Do this: Reproduce the material in full, unchanged.

Given entries:
----------
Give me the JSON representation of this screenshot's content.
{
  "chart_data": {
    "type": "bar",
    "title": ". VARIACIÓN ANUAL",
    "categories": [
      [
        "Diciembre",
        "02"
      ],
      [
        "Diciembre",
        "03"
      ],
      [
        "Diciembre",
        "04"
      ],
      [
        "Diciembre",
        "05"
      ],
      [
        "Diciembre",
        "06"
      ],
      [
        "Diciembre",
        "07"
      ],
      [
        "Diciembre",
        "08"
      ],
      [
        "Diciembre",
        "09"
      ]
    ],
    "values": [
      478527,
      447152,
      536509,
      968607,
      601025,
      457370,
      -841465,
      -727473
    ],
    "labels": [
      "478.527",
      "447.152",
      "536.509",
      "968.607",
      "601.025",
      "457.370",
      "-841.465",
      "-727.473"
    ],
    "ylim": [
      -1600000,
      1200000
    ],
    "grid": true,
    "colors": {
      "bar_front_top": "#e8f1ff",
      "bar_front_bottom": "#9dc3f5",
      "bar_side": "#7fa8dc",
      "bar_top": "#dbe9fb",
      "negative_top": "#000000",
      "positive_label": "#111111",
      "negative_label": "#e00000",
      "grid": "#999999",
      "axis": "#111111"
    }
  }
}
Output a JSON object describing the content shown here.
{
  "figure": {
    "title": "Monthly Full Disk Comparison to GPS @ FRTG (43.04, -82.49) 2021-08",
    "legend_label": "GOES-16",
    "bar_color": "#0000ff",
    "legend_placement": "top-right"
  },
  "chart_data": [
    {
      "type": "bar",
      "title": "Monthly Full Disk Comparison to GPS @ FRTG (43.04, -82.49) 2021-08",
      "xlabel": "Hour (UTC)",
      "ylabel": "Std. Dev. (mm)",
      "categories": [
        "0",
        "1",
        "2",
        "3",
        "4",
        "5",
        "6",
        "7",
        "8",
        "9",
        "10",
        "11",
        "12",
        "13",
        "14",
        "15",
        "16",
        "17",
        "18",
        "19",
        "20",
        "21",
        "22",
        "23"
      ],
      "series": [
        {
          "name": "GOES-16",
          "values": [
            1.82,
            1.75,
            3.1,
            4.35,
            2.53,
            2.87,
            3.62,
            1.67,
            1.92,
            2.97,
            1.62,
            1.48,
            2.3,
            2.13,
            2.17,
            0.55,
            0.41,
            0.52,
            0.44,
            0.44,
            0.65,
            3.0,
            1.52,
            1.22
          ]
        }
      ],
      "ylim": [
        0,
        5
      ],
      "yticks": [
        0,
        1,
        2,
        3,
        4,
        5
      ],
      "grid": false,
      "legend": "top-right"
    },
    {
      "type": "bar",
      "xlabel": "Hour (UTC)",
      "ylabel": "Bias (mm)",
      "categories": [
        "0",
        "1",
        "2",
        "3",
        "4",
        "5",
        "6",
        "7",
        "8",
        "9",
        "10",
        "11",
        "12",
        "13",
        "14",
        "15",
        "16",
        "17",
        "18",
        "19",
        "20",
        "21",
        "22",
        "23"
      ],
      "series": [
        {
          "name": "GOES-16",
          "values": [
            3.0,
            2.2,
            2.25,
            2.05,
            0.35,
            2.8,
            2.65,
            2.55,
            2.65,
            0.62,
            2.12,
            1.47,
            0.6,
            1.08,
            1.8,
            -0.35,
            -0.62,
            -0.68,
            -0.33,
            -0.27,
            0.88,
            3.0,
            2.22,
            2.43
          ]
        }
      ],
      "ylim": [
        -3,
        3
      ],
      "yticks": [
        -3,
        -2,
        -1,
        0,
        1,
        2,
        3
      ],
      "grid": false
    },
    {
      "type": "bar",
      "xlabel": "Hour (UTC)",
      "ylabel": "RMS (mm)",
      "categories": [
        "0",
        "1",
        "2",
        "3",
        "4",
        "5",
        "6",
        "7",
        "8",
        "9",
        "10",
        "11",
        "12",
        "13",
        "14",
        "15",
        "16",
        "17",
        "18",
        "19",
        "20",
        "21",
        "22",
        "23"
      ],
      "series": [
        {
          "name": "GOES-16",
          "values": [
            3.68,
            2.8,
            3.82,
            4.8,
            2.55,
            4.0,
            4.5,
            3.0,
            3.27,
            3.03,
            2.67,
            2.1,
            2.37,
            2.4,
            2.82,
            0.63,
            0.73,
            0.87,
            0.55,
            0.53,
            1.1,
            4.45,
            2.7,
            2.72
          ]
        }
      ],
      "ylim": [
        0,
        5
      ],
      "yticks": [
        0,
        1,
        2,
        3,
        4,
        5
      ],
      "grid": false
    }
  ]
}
----------
Task response:
Give me the JSON representation of this screenshot's content.
{
  "chart_data": {
    "type": "bar",
    "title": ". VARIACIÓN ANUAL",
    "categories": [
      [
        "Diciembre",
        "02"
      ],
      [
        "Diciembre",
        "03"
      ],
      [
        "Diciembre",
        "04"
      ],
      [
        "Diciembre",
        "05"
      ],
      [
        "Diciembre",
        "06"
      ],
      [
        "Diciembre",
        "07"
      ],
      [
        "Diciembre",
        "08"
      ],
      [
        "Diciembre",
        "09"
      ]
    ],
    "values": [
      478527,
      447152,
      536509,
      968607,
      601025,
      457370,
      -841465,
      -727473
    ],
    "labels": [
      "478.527",
      "447.152",
      "536.509",
      "968.607",
      "601.025",
      "457.370",
      "-841.465",
      "-727.473"
    ],
    "ylim": [
      -1600000,
      1200000
    ],
    "grid": true,
    "colors": {
      "bar_front_top": "#e8f1ff",
      "bar_front_bottom": "#9dc3f5",
      "bar_side": "#7fa8dc",
      "bar_top": "#dbe9fb",
      "negative_top": "#000000",
      "positive_label": "#111111",
      "negative_label": "#e00000",
      "grid": "#999999",
      "axis": "#111111"
    }
  }
}
Output a JSON object describing the content shown here.
{
  "figure": {
    "title": "Monthly Full Disk Comparison to GPS @ FRTG (43.04, -82.49) 2021-08",
    "legend_label": "GOES-16",
    "bar_color": "#0000ff",
    "legend_placement": "top-right"
  },
  "chart_data": [
    {
      "type": "bar",
      "title": "Monthly Full Disk Comparison to GPS @ FRTG (43.04, -82.49) 2021-08",
      "xlabel": "Hour (UTC)",
      "ylabel": "Std. Dev. (mm)",
      "categories": [
        "0",
        "1",
        "2",
        "3",
        "4",
        "5",
        "6",
        "7",
        "8",
        "9",
        "10",
        "11",
        "12",
        "13",
        "14",
        "15",
        "16",
        "17",
        "18",
        "19",
        "20",
        "21",
        "22",
        "23"
      ],
      "series": [
        {
          "name": "GOES-16",
          "values": [
            1.82,
            1.75,
            3.1,
            4.35,
            2.53,
            2.87,
            3.62,
            1.67,
            1.92,
            2.97,
            1.62,
            1.48,
            2.3,
            2.13,
            2.17,
            0.55,
            0.41,
            0.52,
            0.44,
            0.44,
            0.65,
            3.0,
            1.52,
            1.22
          ]
        }
      ],
      "ylim": [
        0,
        5
      ],
      "yticks": [
        0,
        1,
        2,
        3,
        4,
        5
      ],
      "grid": false,
      "legend": "top-right"
    },
    {
      "type": "bar",
      "xlabel": "Hour (UTC)",
      "ylabel": "Bias (mm)",
      "categories": [
        "0",
        "1",
        "2",
        "3",
        "4",
        "5",
        "6",
        "7",
        "8",
        "9",
        "10",
        "11",
        "12",
        "13",
        "14",
        "15",
        "16",
        "17",
        "18",
        "19",
        "20",
        "21",
        "22",
        "23"
      ],
      "series": [
        {
          "name": "GOES-16",
          "values": [
            3.0,
            2.2,
            2.25,
            2.05,
            0.35,
            2.8,
            2.65,
            2.55,
            2.65,
            0.62,
            2.12,
            1.47,
            0.6,
            1.08,
            1.8,
            -0.35,
            -0.62,
            -0.68,
            -0.33,
            -0.27,
            0.88,
            3.0,
            2.22,
            2.43
          ]
        }
      ],
      "ylim": [
        -3,
        3
      ],
      "yticks": [
        -3,
        -2,
        -1,
        0,
        1,
        2,
        3
      ],
      "grid": false
    },
    {
      "type": "bar",
      "xlabel": "Hour (UTC)",
      "ylabel": "RMS (mm)",
      "categories": [
        "0",
        "1",
        "2",
        "3",
        "4",
        "5",
        "6",
        "7",
        "8",
        "9",
        "10",
        "11",
        "12",
        "13",
        "14",
        "15",
        "16",
        "17",
        "18",
        "19",
        "20",
        "21",
        "22",
        "23"
      ],
      "series": [
        {
          "name": "GOES-16",
          "values": [
            3.68,
            2.8,
            3.82,
            4.8,
            2.55,
            4.0,
            4.5,
            3.0,
            3.27,
            3.03,
            2.67,
            2.1,
            2.37,
            2.4,
            2.82,
            0.63,
            0.73,
            0.87,
            0.55,
            0.53,
            1.1,
            4.45,
            2.7,
            2.72
          ]
        }
      ],
      "ylim": [
        0,
        5
      ],
      "yticks": [
        0,
        1,
        2,
        3,
        4,
        5
      ],
      "grid": false
    }
  ]
}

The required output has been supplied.